*Exercise goal*. Leave out the pictures; transcribe all else exactly.

[Collected data entries]
-- Begin --
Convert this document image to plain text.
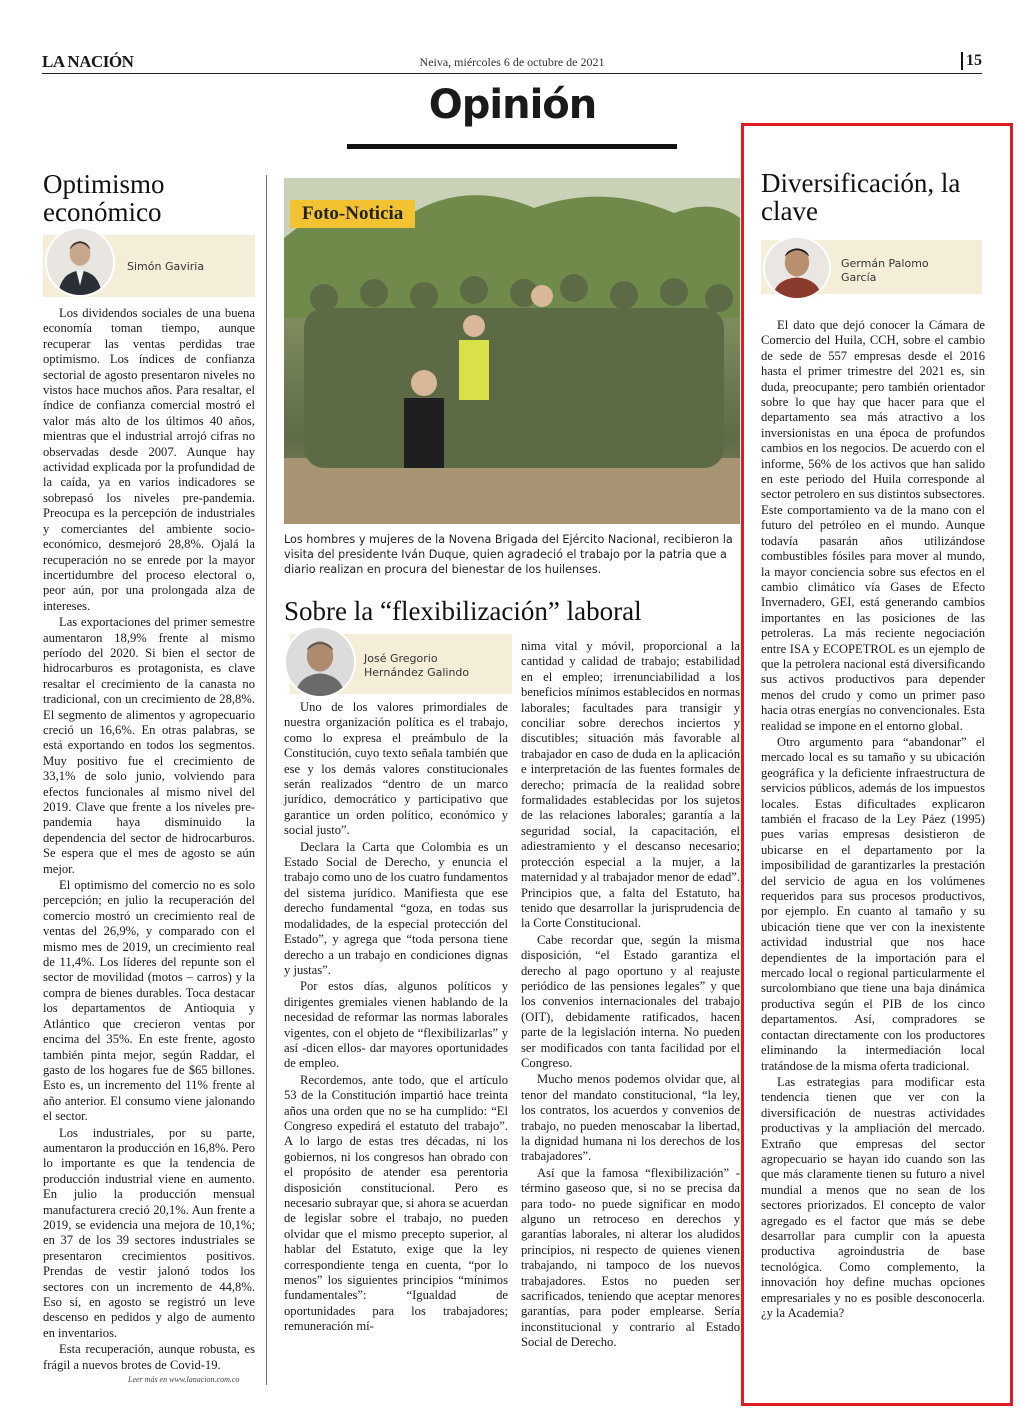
LA NACIÓN	Neiva, miércoles 6 de octubre de 2021	15
Opinión
Optimismo económico
Simón Gaviria

Los dividendos sociales de una buena economía toman tiempo, aunque recuperar las ventas perdidas trae optimismo. Los índices de confianza sectorial de agosto presentaron niveles no vistos hace muchos años. Para resaltar, el índice de confianza comercial mostró el valor más alto de los últimos 40 años, mientras que el industrial arrojó cifras no observadas desde 2007. Aunque hay actividad explicada por la profundidad de la caída, ya en varios indicadores se sobrepasó los niveles pre-pandemia. Preocupa es la percepción de industriales y comerciantes del ambiente socio-económico, desmejoró 28,8%. Ojalá la recuperación no se enrede por la mayor incertidumbre del proceso electoral o, peor aún, por una prolongada alza de intereses.

Las exportaciones del primer semestre aumentaron 18,9% frente al mismo período del 2020. Si bien el sector de hidrocarburos es protagonista, es clave resaltar el crecimiento de la canasta no tradicional, con un crecimiento de 28,8%. El segmento de alimentos y agropecuario creció un 16,6%. En otras palabras, se está exportando en todos los segmentos. Muy positivo fue el crecimiento de 33,1% de solo junio, volviendo para efectos funcionales al mismo nivel del 2019. Clave que frente a los niveles pre-pandemia haya disminuido la dependencia del sector de hidrocarburos. Se espera que el mes de agosto se aún mejor.

El optimismo del comercio no es solo percepción; en julio la recuperación del comercio mostró un crecimiento real de ventas del 26,9%, y comparado con el mismo mes de 2019, un crecimiento real de 11,4%. Los líderes del repunte son el sector de movilidad (motos – carros) y la compra de bienes durables. Toca destacar los departamentos de Antioquia y Atlántico que crecieron ventas por encima del 35%. En este frente, agosto también pinta mejor, según Raddar, el gasto de los hogares fue de $65 billones. Esto es, un incremento del 11% frente al año anterior. El consumo viene jalonando el sector.

Los industriales, por su parte, aumentaron la producción en 16,8%. Pero lo importante es que la tendencia de producción industrial viene en aumento. En julio la producción mensual manufacturera creció 20,1%. Aun frente a 2019, se evidencia una mejora de 10,1%; en 37 de los 39 sectores industriales se presentaron crecimientos positivos. Prendas de vestir jalonó todos los sectores con un incremento de 44,8%. Eso sí, en agosto se registró un leve descenso en pedidos y algo de aumento en inventarios.

Esta recuperación, aunque robusta, es frágil a nuevos brotes de Covid-19.

Leer más en www.lanacion.com.co
Foto-Noticia
Los hombres y mujeres de la Novena Brigada del Ejército Nacional, recibieron la visita del presidente Iván Duque, quien agradeció el trabajo por la patria que a diario realizan en procura del bienestar de los huilenses.
Sobre la “flexibilización” laboral
José Gregorio Hernández Galindo

Uno de los valores primordiales de nuestra organización política es el trabajo, como lo expresa el preámbulo de la Constitución, cuyo texto señala también que ese y los demás valores constitucionales serán realizados “dentro de un marco jurídico, democrático y participativo que garantice un orden político, económico y social justo”.

Declara la Carta que Colombia es un Estado Social de Derecho, y enuncia el trabajo como uno de los cuatro fundamentos del sistema jurídico. Manifiesta que ese derecho fundamental “goza, en todas sus modalidades, de la especial protección del Estado”, y agrega que “toda persona tiene derecho a un trabajo en condiciones dignas y justas”.

Por estos días, algunos políticos y dirigentes gremiales vienen hablando de la necesidad de reformar las normas laborales vigentes, con el objeto de “flexibilizarlas” y así -dicen ellos- dar mayores oportunidades de empleo.

Recordemos, ante todo, que el artículo 53 de la Constitución impartió hace treinta años una orden que no se ha cumplido: “El Congreso expedirá el estatuto del trabajo”. A lo largo de estas tres décadas, ni los gobiernos, ni los congresos han obrado con el propósito de atender esa perentoria disposición constitucional. Pero es necesario subrayar que, si ahora se acuerdan de legislar sobre el trabajo, no pueden olvidar que el mismo precepto superior, al hablar del Estatuto, exige que la ley correspondiente tenga en cuenta, “por lo menos” los siguientes principios “mínimos fundamentales”: “Igualdad de oportunidades para los trabajadores; remuneración mí-

nima vital y móvil, proporcional a la cantidad y calidad de trabajo; estabilidad en el empleo; irrenunciabilidad a los beneficios mínimos establecidos en normas laborales; facultades para transigir y conciliar sobre derechos inciertos y discutibles; situación más favorable al trabajador en caso de duda en la aplicación e interpretación de las fuentes formales de derecho; primacía de la realidad sobre formalidades establecidas por los sujetos de las relaciones laborales; garantía a la seguridad social, la capacitación, el adiestramiento y el descanso necesario; protección especial a la mujer, a la maternidad y al trabajador menor de edad”. Principios que, a falta del Estatuto, ha tenido que desarrollar la jurisprudencia de la Corte Constitucional.

Cabe recordar que, según la misma disposición, “el Estado garantiza el derecho al pago oportuno y al reajuste periódico de las pensiones legales” y que los convenios internacionales del trabajo (OIT), debidamente ratificados, hacen parte de la legislación interna. No pueden ser modificados con tanta facilidad por el Congreso.

Mucho menos podemos olvidar que, al tenor del mandato constitucional, “la ley, los contratos, los acuerdos y convenios de trabajo, no pueden menoscabar la libertad, la dignidad humana ni los derechos de los trabajadores”.

Así que la famosa “flexibilización” -término gaseoso que, si no se precisa da para todo- no puede significar en modo alguno un retroceso en derechos y garantías laborales, ni alterar los aludidos principios, ni respecto de quienes vienen trabajando, ni tampoco de los nuevos trabajadores. Estos no pueden ser sacrificados, teniendo que aceptar menores garantías, para poder emplearse. Sería inconstitucional y contrario al Estado Social de Derecho.

Diversificación, la clave
Germán Palomo García

El dato que dejó conocer la Cámara de Comercio del Huila, CCH, sobre el cambio de sede de 557 empresas desde el 2016 hasta el primer trimestre del 2021 es, sin duda, preocupante; pero también orientador sobre lo que hay que hacer para que el departamento sea más atractivo a los inversionistas en una época de profundos cambios en los negocios. De acuerdo con el informe, 56% de los activos que han salido en este periodo del Huila corresponde al sector petrolero en sus distintos subsectores. Este comportamiento va de la mano con el futuro del petróleo en el mundo. Aunque todavía pasarán años utilizándose combustibles fósiles para mover al mundo, la mayor conciencia sobre sus efectos en el cambio climático vía Gases de Efecto Invernadero, GEI, está generando cambios importantes en las posiciones de las petroleras. La más reciente negociación entre ISA y ECOPETROL es un ejemplo de que la petrolera nacional está diversificando sus activos productivos para depender menos del crudo y como un primer paso hacia otras energías no convencionales. Esta realidad se impone en el entorno global.

Otro argumento para “abandonar” el mercado local es su tamaño y su ubicación geográfica y la deficiente infraestructura de servicios públicos, además de los impuestos locales. Estas dificultades explicaron también el fracaso de la Ley Páez (1995) pues varias empresas desistieron de ubicarse en el departamento por la imposibilidad de garantizarles la prestación del servicio de agua en los volúmenes requeridos para sus procesos productivos, por ejemplo. En cuanto al tamaño y su ubicación tiene que ver con la inexistente actividad industrial que nos hace dependientes de la importación para el mercado local o regional particularmente el surcolombiano que tiene una baja dinámica productiva según el PIB de los cinco departamentos. Así, compradores se contactan directamente con los productores eliminando la intermediación local tratándose de la misma oferta tradicional.

Las estrategias para modificar esta tendencia tienen que ver con la diversificación de nuestras actividades productivas y la ampliación del mercado. Extraño que empresas del sector agropecuario se hayan ido cuando son las que más claramente tienen su futuro a nivel mundial a menos que no sean de los sectores priorizados. El concepto de valor agregado es el factor que más se debe desarrollar para cumplir con la apuesta productiva agroindustria de base tecnológica. Como complemento, la innovación hoy define muchas opciones empresariales y no es posible desconocerla. ¿y la Academia?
-- End --
*The result*.
Convert this document image to plain text.
LA NACIÓN	Neiva, miércoles 6 de octubre de 2021	15
Opinión
Optimismo económico
Simón Gaviria

Los dividendos sociales de una buena economía toman tiempo, aunque recuperar las ventas perdidas trae optimismo. Los índices de confianza sectorial de agosto presentaron niveles no vistos hace muchos años. Para resaltar, el índice de confianza comercial mostró el valor más alto de los últimos 40 años, mientras que el industrial arrojó cifras no observadas desde 2007. Aunque hay actividad explicada por la profundidad de la caída, ya en varios indicadores se sobrepasó los niveles pre-pandemia. Preocupa es la percepción de industriales y comerciantes del ambiente socio-económico, desmejoró 28,8%. Ojalá la recuperación no se enrede por la mayor incertidumbre del proceso electoral o, peor aún, por una prolongada alza de intereses.

Las exportaciones del primer semestre aumentaron 18,9% frente al mismo período del 2020. Si bien el sector de hidrocarburos es protagonista, es clave resaltar el crecimiento de la canasta no tradicional, con un crecimiento de 28,8%. El segmento de alimentos y agropecuario creció un 16,6%. En otras palabras, se está exportando en todos los segmentos. Muy positivo fue el crecimiento de 33,1% de solo junio, volviendo para efectos funcionales al mismo nivel del 2019. Clave que frente a los niveles pre-pandemia haya disminuido la dependencia del sector de hidrocarburos. Se espera que el mes de agosto se aún mejor.

El optimismo del comercio no es solo percepción; en julio la recuperación del comercio mostró un crecimiento real de ventas del 26,9%, y comparado con el mismo mes de 2019, un crecimiento real de 11,4%. Los líderes del repunte son el sector de movilidad (motos – carros) y la compra de bienes durables. Toca destacar los departamentos de Antioquia y Atlántico que crecieron ventas por encima del 35%. En este frente, agosto también pinta mejor, según Raddar, el gasto de los hogares fue de $65 billones. Esto es, un incremento del 11% frente al año anterior. El consumo viene jalonando el sector.

Los industriales, por su parte, aumentaron la producción en 16,8%. Pero lo importante es que la tendencia de producción industrial viene en aumento. En julio la producción mensual manufacturera creció 20,1%. Aun frente a 2019, se evidencia una mejora de 10,1%; en 37 de los 39 sectores industriales se presentaron crecimientos positivos. Prendas de vestir jalonó todos los sectores con un incremento de 44,8%. Eso sí, en agosto se registró un leve descenso en pedidos y algo de aumento en inventarios.

Esta recuperación, aunque robusta, es frágil a nuevos brotes de Covid-19.

Leer más en www.lanacion.com.co
Foto-Noticia
Los hombres y mujeres de la Novena Brigada del Ejército Nacional, recibieron la visita del presidente Iván Duque, quien agradeció el trabajo por la patria que a diario realizan en procura del bienestar de los huilenses.
Sobre la “flexibilización” laboral
José Gregorio Hernández Galindo

Uno de los valores primordiales de nuestra organización política es el trabajo, como lo expresa el preámbulo de la Constitución, cuyo texto señala también que ese y los demás valores constitucionales serán realizados “dentro de un marco jurídico, democrático y participativo que garantice un orden político, económico y social justo”.

Declara la Carta que Colombia es un Estado Social de Derecho, y enuncia el trabajo como uno de los cuatro fundamentos del sistema jurídico. Manifiesta que ese derecho fundamental “goza, en todas sus modalidades, de la especial protección del Estado”, y agrega que “toda persona tiene derecho a un trabajo en condiciones dignas y justas”.

Por estos días, algunos políticos y dirigentes gremiales vienen hablando de la necesidad de reformar las normas laborales vigentes, con el objeto de “flexibilizarlas” y así -dicen ellos- dar mayores oportunidades de empleo.

Recordemos, ante todo, que el artículo 53 de la Constitución impartió hace treinta años una orden que no se ha cumplido: “El Congreso expedirá el estatuto del trabajo”. A lo largo de estas tres décadas, ni los gobiernos, ni los congresos han obrado con el propósito de atender esa perentoria disposición constitucional. Pero es necesario subrayar que, si ahora se acuerdan de legislar sobre el trabajo, no pueden olvidar que el mismo precepto superior, al hablar del Estatuto, exige que la ley correspondiente tenga en cuenta, “por lo menos” los siguientes principios “mínimos fundamentales”: “Igualdad de oportunidades para los trabajadores; remuneración mí-

nima vital y móvil, proporcional a la cantidad y calidad de trabajo; estabilidad en el empleo; irrenunciabilidad a los beneficios mínimos establecidos en normas laborales; facultades para transigir y conciliar sobre derechos inciertos y discutibles; situación más favorable al trabajador en caso de duda en la aplicación e interpretación de las fuentes formales de derecho; primacía de la realidad sobre formalidades establecidas por los sujetos de las relaciones laborales; garantía a la seguridad social, la capacitación, el adiestramiento y el descanso necesario; protección especial a la mujer, a la maternidad y al trabajador menor de edad”. Principios que, a falta del Estatuto, ha tenido que desarrollar la jurisprudencia de la Corte Constitucional.

Cabe recordar que, según la misma disposición, “el Estado garantiza el derecho al pago oportuno y al reajuste periódico de las pensiones legales” y que los convenios internacionales del trabajo (OIT), debidamente ratificados, hacen parte de la legislación interna. No pueden ser modificados con tanta facilidad por el Congreso.

Mucho menos podemos olvidar que, al tenor del mandato constitucional, “la ley, los contratos, los acuerdos y convenios de trabajo, no pueden menoscabar la libertad, la dignidad humana ni los derechos de los trabajadores”.

Así que la famosa “flexibilización” -término gaseoso que, si no se precisa da para todo- no puede significar en modo alguno un retroceso en derechos y garantías laborales, ni alterar los aludidos principios, ni respecto de quienes vienen trabajando, ni tampoco de los nuevos trabajadores. Estos no pueden ser sacrificados, teniendo que aceptar menores garantías, para poder emplearse. Sería inconstitucional y contrario al Estado Social de Derecho.

Diversificación, la clave
Germán Palomo García

El dato que dejó conocer la Cámara de Comercio del Huila, CCH, sobre el cambio de sede de 557 empresas desde el 2016 hasta el primer trimestre del 2021 es, sin duda, preocupante; pero también orientador sobre lo que hay que hacer para que el departamento sea más atractivo a los inversionistas en una época de profundos cambios en los negocios. De acuerdo con el informe, 56% de los activos que han salido en este periodo del Huila corresponde al sector petrolero en sus distintos subsectores. Este comportamiento va de la mano con el futuro del petróleo en el mundo. Aunque todavía pasarán años utilizándose combustibles fósiles para mover al mundo, la mayor conciencia sobre sus efectos en el cambio climático vía Gases de Efecto Invernadero, GEI, está generando cambios importantes en las posiciones de las petroleras. La más reciente negociación entre ISA y ECOPETROL es un ejemplo de que la petrolera nacional está diversificando sus activos productivos para depender menos del crudo y como un primer paso hacia otras energías no convencionales. Esta realidad se impone en el entorno global.

Otro argumento para “abandonar” el mercado local es su tamaño y su ubicación geográfica y la deficiente infraestructura de servicios públicos, además de los impuestos locales. Estas dificultades explicaron también el fracaso de la Ley Páez (1995) pues varias empresas desistieron de ubicarse en el departamento por la imposibilidad de garantizarles la prestación del servicio de agua en los volúmenes requeridos para sus procesos productivos, por ejemplo. En cuanto al tamaño y su ubicación tiene que ver con la inexistente actividad industrial que nos hace dependientes de la importación para el mercado local o regional particularmente el surcolombiano que tiene una baja dinámica productiva según el PIB de los cinco departamentos. Así, compradores se contactan directamente con los productores eliminando la intermediación local tratándose de la misma oferta tradicional.

Las estrategias para modificar esta tendencia tienen que ver con la diversificación de nuestras actividades productivas y la ampliación del mercado. Extraño que empresas del sector agropecuario se hayan ido cuando son las que más claramente tienen su futuro a nivel mundial a menos que no sean de los sectores priorizados. El concepto de valor agregado es el factor que más se debe desarrollar para cumplir con la apuesta productiva agroindustria de base tecnológica. Como complemento, la innovación hoy define muchas opciones empresariales y no es posible desconocerla. ¿y la Academia?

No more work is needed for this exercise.